Rows from a figure dataset:
****************************************
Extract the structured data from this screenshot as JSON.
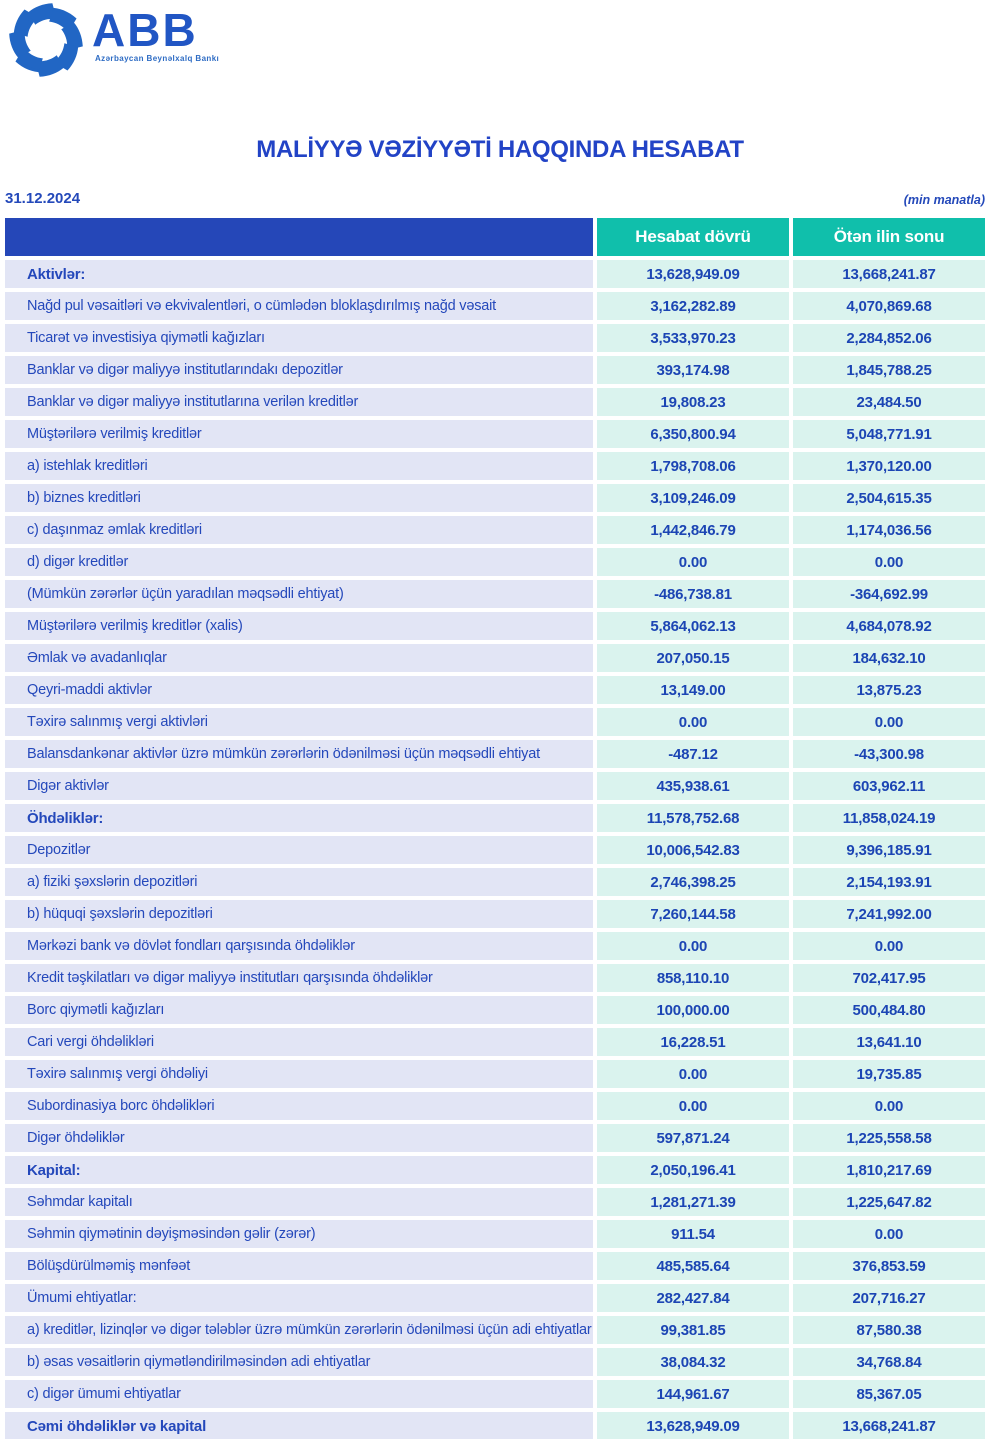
{
  "logo": {
    "brand": "ABB",
    "tagline": "Azərbaycan Beynəlxalq Bankı"
  },
  "title": "MALİYYƏ VƏZİYYƏTİ HAQQINDA HESABAT",
  "report_date": "31.12.2024",
  "unit_note": "(min manatla)",
  "colors": {
    "header_bar_blue": "#2547b8",
    "header_teal": "#10bfab",
    "label_cell_bg": "#e2e5f5",
    "value_cell_bg": "#daf3ee",
    "text_blue": "#1c45b4",
    "logo_blue": "#2156c4"
  },
  "table": {
    "columns": [
      "Hesabat dövrü",
      "Ötən ilin sonu"
    ],
    "rows": [
      {
        "label": "Aktivlər:",
        "current": "13,628,949.09",
        "previous": "13,668,241.87",
        "bold": true
      },
      {
        "label": "Nağd pul vəsaitləri və  ekvivalentləri, o cümlədən bloklaşdırılmış nağd vəsait",
        "current": "3,162,282.89",
        "previous": "4,070,869.68",
        "bold": false
      },
      {
        "label": "Ticarət və investisiya qiymətli kağızları",
        "current": "3,533,970.23",
        "previous": "2,284,852.06",
        "bold": false
      },
      {
        "label": "Banklar və digər maliyyə institutlarındakı depozitlər",
        "current": "393,174.98",
        "previous": "1,845,788.25",
        "bold": false
      },
      {
        "label": "Banklar və digər maliyyə institutlarına verilən kreditlər",
        "current": "19,808.23",
        "previous": "23,484.50",
        "bold": false
      },
      {
        "label": "Müştərilərə verilmiş kreditlər",
        "current": "6,350,800.94",
        "previous": "5,048,771.91",
        "bold": false
      },
      {
        "label": "a) istehlak kreditləri",
        "current": "1,798,708.06",
        "previous": "1,370,120.00",
        "bold": false
      },
      {
        "label": "b) biznes kreditləri",
        "current": "3,109,246.09",
        "previous": "2,504,615.35",
        "bold": false
      },
      {
        "label": "c) daşınmaz əmlak kreditləri",
        "current": "1,442,846.79",
        "previous": "1,174,036.56",
        "bold": false
      },
      {
        "label": "d) digər kreditlər",
        "current": "0.00",
        "previous": "0.00",
        "bold": false
      },
      {
        "label": "(Mümkün zərərlər üçün yaradılan məqsədli ehtiyat)",
        "current": "-486,738.81",
        "previous": "-364,692.99",
        "bold": false
      },
      {
        "label": "Müştərilərə verilmiş kreditlər (xalis)",
        "current": "5,864,062.13",
        "previous": "4,684,078.92",
        "bold": false
      },
      {
        "label": "Əmlak və avadanlıqlar",
        "current": "207,050.15",
        "previous": "184,632.10",
        "bold": false
      },
      {
        "label": "Qeyri-maddi aktivlər",
        "current": "13,149.00",
        "previous": "13,875.23",
        "bold": false
      },
      {
        "label": "Təxirə salınmış vergi aktivləri",
        "current": "0.00",
        "previous": "0.00",
        "bold": false
      },
      {
        "label": "Balansdankənar aktivlər üzrə mümkün zərərlərin ödənilməsi üçün məqsədli ehtiyat",
        "current": "-487.12",
        "previous": "-43,300.98",
        "bold": false
      },
      {
        "label": "Digər aktivlər",
        "current": "435,938.61",
        "previous": "603,962.11",
        "bold": false
      },
      {
        "label": "Öhdəliklər:",
        "current": "11,578,752.68",
        "previous": "11,858,024.19",
        "bold": true
      },
      {
        "label": "Depozitlər",
        "current": "10,006,542.83",
        "previous": "9,396,185.91",
        "bold": false
      },
      {
        "label": "a) fiziki şəxslərin depozitləri",
        "current": "2,746,398.25",
        "previous": "2,154,193.91",
        "bold": false
      },
      {
        "label": "b) hüquqi şəxslərin depozitləri",
        "current": "7,260,144.58",
        "previous": "7,241,992.00",
        "bold": false
      },
      {
        "label": "Mərkəzi bank və dövlət fondları qarşısında öhdəliklər",
        "current": "0.00",
        "previous": "0.00",
        "bold": false
      },
      {
        "label": "Kredit təşkilatları və digər maliyyə institutları qarşısında öhdəliklər",
        "current": "858,110.10",
        "previous": "702,417.95",
        "bold": false
      },
      {
        "label": "Borc qiymətli kağızları",
        "current": "100,000.00",
        "previous": "500,484.80",
        "bold": false
      },
      {
        "label": "Cari vergi öhdəlikləri",
        "current": "16,228.51",
        "previous": "13,641.10",
        "bold": false
      },
      {
        "label": "Təxirə salınmış vergi öhdəliyi",
        "current": "0.00",
        "previous": "19,735.85",
        "bold": false
      },
      {
        "label": "Subordinasiya borc öhdəlikləri",
        "current": "0.00",
        "previous": "0.00",
        "bold": false
      },
      {
        "label": "Digər öhdəliklər",
        "current": "597,871.24",
        "previous": "1,225,558.58",
        "bold": false
      },
      {
        "label": "Kapital:",
        "current": "2,050,196.41",
        "previous": "1,810,217.69",
        "bold": true
      },
      {
        "label": "Səhmdar kapitalı",
        "current": "1,281,271.39",
        "previous": "1,225,647.82",
        "bold": false
      },
      {
        "label": "Səhmin qiymətinin dəyişməsindən gəlir (zərər)",
        "current": "911.54",
        "previous": "0.00",
        "bold": false
      },
      {
        "label": "Bölüşdürülməmiş mənfəət",
        "current": "485,585.64",
        "previous": "376,853.59",
        "bold": false
      },
      {
        "label": "Ümumi ehtiyatlar:",
        "current": "282,427.84",
        "previous": "207,716.27",
        "bold": false
      },
      {
        "label": "a) kreditlər, lizinqlər və digər tələblər üzrə mümkün zərərlərin ödənilməsi üçün adi ehtiyatlar",
        "current": "99,381.85",
        "previous": "87,580.38",
        "bold": false
      },
      {
        "label": "b) əsas vəsaitlərin qiymətləndirilməsindən adi ehtiyatlar",
        "current": "38,084.32",
        "previous": "34,768.84",
        "bold": false
      },
      {
        "label": "c) digər ümumi ehtiyatlar",
        "current": "144,961.67",
        "previous": "85,367.05",
        "bold": false
      },
      {
        "label": "Cəmi öhdəliklər və kapital",
        "current": "13,628,949.09",
        "previous": "13,668,241.87",
        "bold": true
      }
    ]
  }
}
****************************************
(Instructions to follow): Return every line in the listing that contains the word "ehtiyatlar".

(Output for this task):
        "label": "Ümumi ehtiyatlar:",
        "label": "a) kreditlər, lizinqlər və digər tələblər üzrə mümkün zərərlərin ödənilməsi üçün adi ehtiyatlar",
        "label": "b) əsas vəsaitlərin qiymətləndirilməsindən adi ehtiyatlar",
        "label": "c) digər ümumi ehtiyatlar",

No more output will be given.